• SUPPLIED MATERIAL:

** Begin **

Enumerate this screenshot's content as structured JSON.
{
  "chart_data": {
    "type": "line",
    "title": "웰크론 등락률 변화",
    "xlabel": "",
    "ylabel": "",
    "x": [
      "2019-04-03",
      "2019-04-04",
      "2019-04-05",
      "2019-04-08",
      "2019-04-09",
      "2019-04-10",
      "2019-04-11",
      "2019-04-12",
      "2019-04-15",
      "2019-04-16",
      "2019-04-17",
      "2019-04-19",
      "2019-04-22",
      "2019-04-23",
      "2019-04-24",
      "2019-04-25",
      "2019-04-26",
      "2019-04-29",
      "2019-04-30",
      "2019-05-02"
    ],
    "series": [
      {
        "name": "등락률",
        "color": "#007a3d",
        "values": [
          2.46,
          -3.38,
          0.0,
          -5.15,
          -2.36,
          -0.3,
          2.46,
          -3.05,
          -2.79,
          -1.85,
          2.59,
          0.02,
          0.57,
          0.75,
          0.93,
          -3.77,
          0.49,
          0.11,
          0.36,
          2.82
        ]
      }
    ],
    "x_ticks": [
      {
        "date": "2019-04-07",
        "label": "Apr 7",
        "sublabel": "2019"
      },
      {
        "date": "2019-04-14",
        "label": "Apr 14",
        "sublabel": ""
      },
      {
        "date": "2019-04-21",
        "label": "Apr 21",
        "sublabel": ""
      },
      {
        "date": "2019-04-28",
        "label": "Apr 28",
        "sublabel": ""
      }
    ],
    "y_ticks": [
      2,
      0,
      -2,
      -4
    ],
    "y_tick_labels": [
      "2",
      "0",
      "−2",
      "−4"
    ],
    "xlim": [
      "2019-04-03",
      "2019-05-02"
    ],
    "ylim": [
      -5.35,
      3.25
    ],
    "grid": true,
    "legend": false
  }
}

** End **

• PROBLEM TO WORK ON: Using the records above, copy each line that contains "date".

• RESPONSE:
        "date": "2019-04-07",
        "date": "2019-04-14",
        "date": "2019-04-21",
        "date": "2019-04-28",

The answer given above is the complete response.